● Exercise goal: Filter the listing below, copying every line in which the word "table" appears.

● Given data:
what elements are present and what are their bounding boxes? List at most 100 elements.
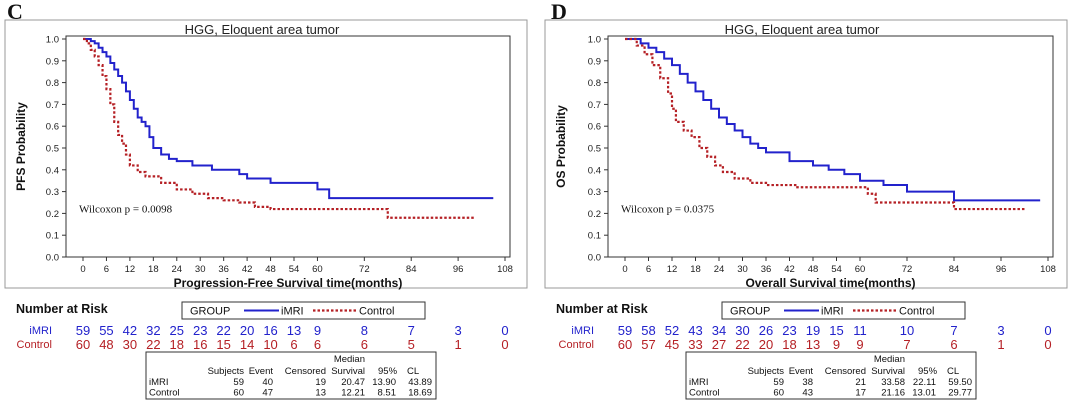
stats-cell-subjects: 60 bbox=[233, 388, 244, 399]
stats-cell-median: 12.21 bbox=[341, 388, 365, 399]
stats-header-median: Median bbox=[334, 354, 365, 365]
y-tick-label: 0.0 bbox=[588, 253, 601, 264]
x-tick-label: 30 bbox=[195, 264, 206, 275]
risk-count-imri: 59 bbox=[76, 323, 90, 338]
stats-header-event: Event bbox=[249, 366, 274, 377]
wilcoxon-annotation: Wilcoxon p = 0.0098 bbox=[79, 203, 173, 215]
y-tick-label: 0.6 bbox=[46, 122, 59, 133]
risk-count-control: 6 bbox=[314, 337, 321, 352]
risk-row-label-imri: iMRI bbox=[571, 325, 594, 337]
stats-header-subjects: Subjects bbox=[208, 366, 245, 377]
x-tick-label: 0 bbox=[622, 264, 627, 275]
stats-header-cl: CL bbox=[947, 366, 959, 377]
x-tick-label: 60 bbox=[855, 264, 866, 275]
x-tick-label: 108 bbox=[497, 264, 513, 275]
wilcoxon-annotation: Wilcoxon p = 0.0375 bbox=[621, 203, 715, 215]
x-axis-label: Overall Survival time(months) bbox=[745, 276, 915, 290]
risk-count-imri: 9 bbox=[314, 323, 321, 338]
risk-count-imri: 10 bbox=[900, 323, 914, 338]
x-tick-label: 12 bbox=[667, 264, 678, 275]
risk-count-imri: 22 bbox=[216, 323, 230, 338]
stats-cell-censored: 19 bbox=[315, 377, 326, 388]
risk-count-control: 15 bbox=[216, 337, 230, 352]
stats-cell-subjects: 60 bbox=[773, 388, 784, 399]
y-tick-label: 0.6 bbox=[588, 122, 601, 133]
stats-cell-censored: 13 bbox=[315, 388, 326, 399]
risk-count-imri: 19 bbox=[806, 323, 820, 338]
risk-count-control: 18 bbox=[782, 337, 796, 352]
stats-group-name: iMRI bbox=[149, 377, 169, 388]
stats-cell-event: 38 bbox=[802, 377, 813, 388]
stats-cell-lcl: 8.51 bbox=[378, 388, 397, 399]
legend-imri-label: iMRI bbox=[821, 306, 844, 318]
risk-count-control: 0 bbox=[501, 337, 508, 352]
stats-cell-subjects: 59 bbox=[773, 377, 784, 388]
risk-count-control: 60 bbox=[76, 337, 90, 352]
risk-count-control: 57 bbox=[641, 337, 655, 352]
x-tick-label: 24 bbox=[714, 264, 725, 275]
x-tick-label: 42 bbox=[784, 264, 795, 275]
km-panel-c: C HGG, Eloquent area tumor 0.0 0.1 0.2 0.3 0.4… bbox=[4, 0, 528, 400]
risk-count-control: 6 bbox=[290, 337, 297, 352]
number-at-risk-label: Number at Risk bbox=[556, 302, 648, 316]
y-tick-label: 0.4 bbox=[46, 165, 59, 176]
risk-count-control: 22 bbox=[146, 337, 160, 352]
x-tick-label: 6 bbox=[104, 264, 109, 275]
risk-row-label-imri: iMRI bbox=[29, 325, 52, 337]
plot-area bbox=[607, 35, 1054, 258]
risk-count-control: 45 bbox=[665, 337, 679, 352]
y-tick-label: 0.8 bbox=[588, 78, 601, 89]
legend-imri-label: iMRI bbox=[281, 306, 304, 318]
y-tick-label: 0.2 bbox=[46, 209, 59, 220]
y-tick-label: 0.3 bbox=[588, 187, 601, 198]
y-tick-label: 0.7 bbox=[46, 100, 59, 111]
y-tick-label: 0.1 bbox=[46, 231, 59, 242]
risk-count-imri: 34 bbox=[712, 323, 726, 338]
legend-title: GROUP bbox=[730, 306, 770, 318]
risk-count-imri: 26 bbox=[759, 323, 773, 338]
risk-count-control: 18 bbox=[170, 337, 184, 352]
imri-survival-line bbox=[83, 38, 494, 200]
x-tick-label: 72 bbox=[902, 264, 913, 275]
y-tick-label: 0.3 bbox=[46, 187, 59, 198]
stats-header-ci: 95% bbox=[378, 366, 398, 377]
stats-box bbox=[685, 351, 977, 400]
stats-group-name: Control bbox=[149, 388, 180, 399]
y-tick-label: 0.8 bbox=[46, 78, 59, 89]
risk-count-control: 14 bbox=[240, 337, 254, 352]
y-tick-label: 0.5 bbox=[588, 144, 601, 155]
x-tick-label: 72 bbox=[359, 264, 370, 275]
y-axis-label: PFS Probability bbox=[14, 102, 28, 191]
stats-header-median: Survival bbox=[871, 366, 905, 377]
x-tick-label: 6 bbox=[646, 264, 651, 275]
group-legend: GROUP iMRI Control bbox=[721, 301, 966, 320]
risk-count-imri: 59 bbox=[618, 323, 632, 338]
km-panel-d: D HGG, Eloquent area tumor 0.0 0.1 0.2 0.3 0.4… bbox=[544, 0, 1068, 400]
x-tick-label: 54 bbox=[831, 264, 842, 275]
risk-count-control: 20 bbox=[759, 337, 773, 352]
x-tick-label: 96 bbox=[453, 264, 464, 275]
legend-title: GROUP bbox=[190, 306, 230, 318]
risk-count-control: 9 bbox=[833, 337, 840, 352]
stats-group-name: Control bbox=[689, 388, 720, 399]
control-survival-line bbox=[83, 37, 474, 219]
y-tick-label: 0.7 bbox=[588, 100, 601, 111]
risk-count-control: 60 bbox=[618, 337, 632, 352]
y-tick-label: 0.9 bbox=[46, 56, 59, 67]
stats-group-name: iMRI bbox=[689, 377, 709, 388]
stats-cell-ucl: 29.77 bbox=[948, 388, 972, 399]
risk-count-imri: 16 bbox=[263, 323, 277, 338]
x-tick-label: 48 bbox=[808, 264, 819, 275]
risk-count-control: 10 bbox=[263, 337, 277, 352]
stats-cell-event: 43 bbox=[802, 388, 813, 399]
median-survival-table: Median Subjects Event Censored Survival 95% CL… bbox=[145, 351, 437, 400]
risk-count-control: 5 bbox=[408, 337, 415, 352]
risk-row-label-control: Control bbox=[17, 339, 52, 351]
risk-count-control: 9 bbox=[856, 337, 863, 352]
stats-header-median: Survival bbox=[331, 366, 365, 377]
risk-count-control: 1 bbox=[997, 337, 1004, 352]
stats-cell-subjects: 59 bbox=[233, 377, 244, 388]
x-tick-label: 36 bbox=[761, 264, 772, 275]
stats-cell-event: 47 bbox=[262, 388, 273, 399]
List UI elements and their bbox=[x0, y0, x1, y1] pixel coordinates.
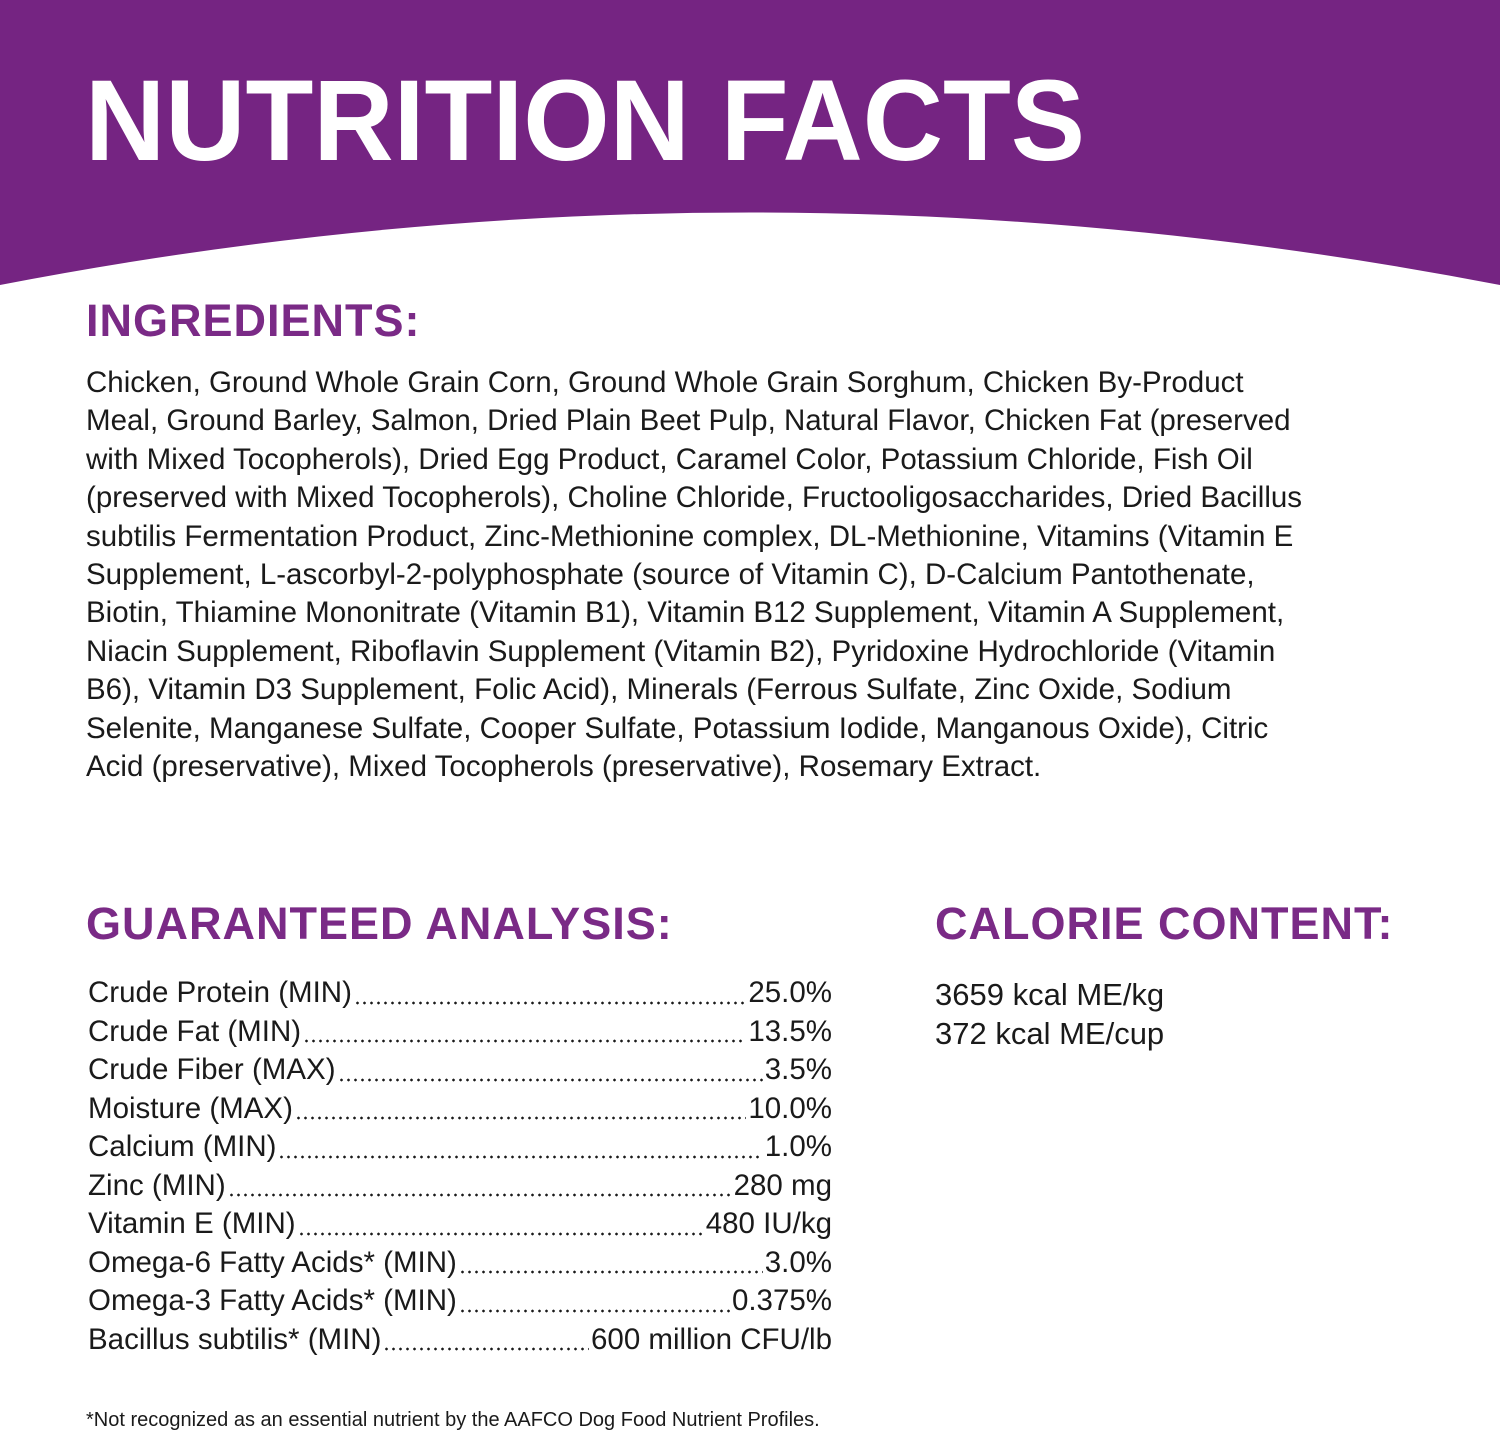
nutrient-name: Zinc (MIN) bbox=[88, 1168, 226, 1202]
dot-leader bbox=[303, 1039, 747, 1043]
nutrient-name: Vitamin E (MIN) bbox=[88, 1207, 296, 1240]
nutrient-value: 3.0% bbox=[764, 1245, 832, 1279]
analysis-table: Crude Protein (MIN) 25.0% Crude Fat (MIN) 1… bbox=[88, 974, 832, 1359]
nutrient-name: Moisture (MAX) bbox=[88, 1091, 293, 1125]
nutrient-name: Omega-3 Fatty Acids* (MIN) bbox=[88, 1284, 457, 1317]
ingredients-line: Meal, Ground Barley, Salmon, Dried Plain… bbox=[86, 404, 1291, 438]
calorie-line: 3659 kcal ME/kg bbox=[935, 977, 1165, 1012]
dot-leader bbox=[458, 1270, 763, 1274]
nutrient-name: Crude Fiber (MAX) bbox=[88, 1053, 336, 1086]
ingredients-line: B6), Vitamin D3 Supplement, Folic Acid),… bbox=[86, 673, 1232, 707]
dot-leader bbox=[278, 1154, 763, 1159]
dot-leader bbox=[383, 1347, 589, 1351]
analysis-row: Omega-6 Fatty Acids* (MIN) 3.0% bbox=[88, 1244, 832, 1283]
calorie-line: 372 kcal ME/cup bbox=[935, 1016, 1165, 1051]
dot-leader bbox=[294, 1116, 747, 1120]
section-title: GUARANTEED ANALYSIS: bbox=[86, 898, 673, 949]
header-banner: NUTRITION FACTS bbox=[0, 0, 1500, 285]
ingredients-line: Supplement, L-ascorbyl-2-polyphosphate (… bbox=[86, 558, 1255, 592]
ingredients-line: Acid (preservative), Mixed Tocopherols (… bbox=[86, 750, 1042, 784]
banner-shape bbox=[0, 0, 1500, 285]
nutrient-name: Crude Protein (MIN) bbox=[88, 976, 352, 1009]
ingredients-line: subtilis Fermentation Product, Zinc-Meth… bbox=[86, 519, 1294, 553]
nutrient-value: 13.5% bbox=[748, 1014, 832, 1048]
section-title: INGREDIENTS: bbox=[86, 295, 421, 346]
ingredients-text: Chicken, Ground Whole Grain Corn, Ground… bbox=[86, 364, 1302, 786]
nutrient-value: 25.0% bbox=[748, 976, 832, 1009]
nutrient-value: 600 million CFU/lb bbox=[591, 1322, 832, 1356]
analysis-row: Crude Fat (MIN) 13.5% bbox=[88, 1013, 832, 1052]
nutrient-name: Omega-6 Fatty Acids* (MIN) bbox=[88, 1245, 457, 1279]
ingredients-line: Biotin, Thiamine Mononitrate (Vitamin B1… bbox=[86, 596, 1285, 630]
footnote: *Not recognized as an essential nutrient… bbox=[86, 1409, 820, 1431]
analysis-row: Crude Protein (MIN) 25.0% bbox=[88, 974, 832, 1013]
section-title: CALORIE CONTENT: bbox=[935, 898, 1394, 949]
nutrient-value: 10.0% bbox=[748, 1091, 832, 1125]
ingredients-line: (preserved with Mixed Tocopherols), Chol… bbox=[86, 481, 1303, 515]
analysis-row: Omega-3 Fatty Acids* (MIN) 0.375% bbox=[88, 1282, 832, 1321]
nutrient-value: 480 IU/kg bbox=[705, 1207, 832, 1240]
nutrient-name: Crude Fat (MIN) bbox=[88, 1014, 302, 1048]
ingredients-line: with Mixed Tocopherols), Dried Egg Produ… bbox=[86, 442, 1253, 476]
nutrient-value: 3.5% bbox=[764, 1053, 832, 1086]
analysis-row: Moisture (MAX) 10.0% bbox=[88, 1090, 832, 1129]
analysis-row: Bacillus subtilis* (MIN) 600 million CFU/… bbox=[88, 1321, 832, 1360]
calorie-list: 3659 kcal ME/kg 372 kcal ME/cup bbox=[935, 975, 1164, 1053]
page-title: NUTRITION FACTS bbox=[85, 57, 1085, 185]
dot-leader bbox=[227, 1193, 732, 1197]
dot-leader bbox=[458, 1308, 730, 1313]
ingredients-line: Chicken, Ground Whole Grain Corn, Ground… bbox=[86, 366, 1244, 399]
nutrient-name: Calcium (MIN) bbox=[88, 1130, 277, 1163]
dot-leader bbox=[297, 1231, 704, 1236]
ingredients-line: Selenite, Manganese Sulfate, Cooper Sulf… bbox=[86, 711, 1269, 745]
analysis-row: Crude Fiber (MAX) 3.5% bbox=[88, 1051, 832, 1090]
nutrient-value: 280 mg bbox=[733, 1168, 832, 1202]
analysis-row: Calcium (MIN) 1.0% bbox=[88, 1128, 832, 1167]
analysis-row: Zinc (MIN) 280 mg bbox=[88, 1167, 832, 1206]
analysis-row: Vitamin E (MIN) 480 IU/kg bbox=[88, 1205, 832, 1244]
nutrient-name: Bacillus subtilis* (MIN) bbox=[88, 1322, 382, 1356]
dot-leader bbox=[353, 1000, 747, 1005]
ingredients-line: Niacin Supplement, Riboflavin Supplement… bbox=[86, 634, 1276, 668]
dot-leader bbox=[337, 1077, 763, 1082]
nutrient-value: 0.375% bbox=[731, 1284, 832, 1317]
nutrient-value: 1.0% bbox=[764, 1130, 832, 1163]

● Worked solution:
median-survival-table: Median Subjects Event Censored Survival 95% CL… bbox=[145, 351, 437, 400]
analysis-table: Crude Protein (MIN) 25.0% Crude Fat (MIN) 1… bbox=[88, 974, 832, 1359]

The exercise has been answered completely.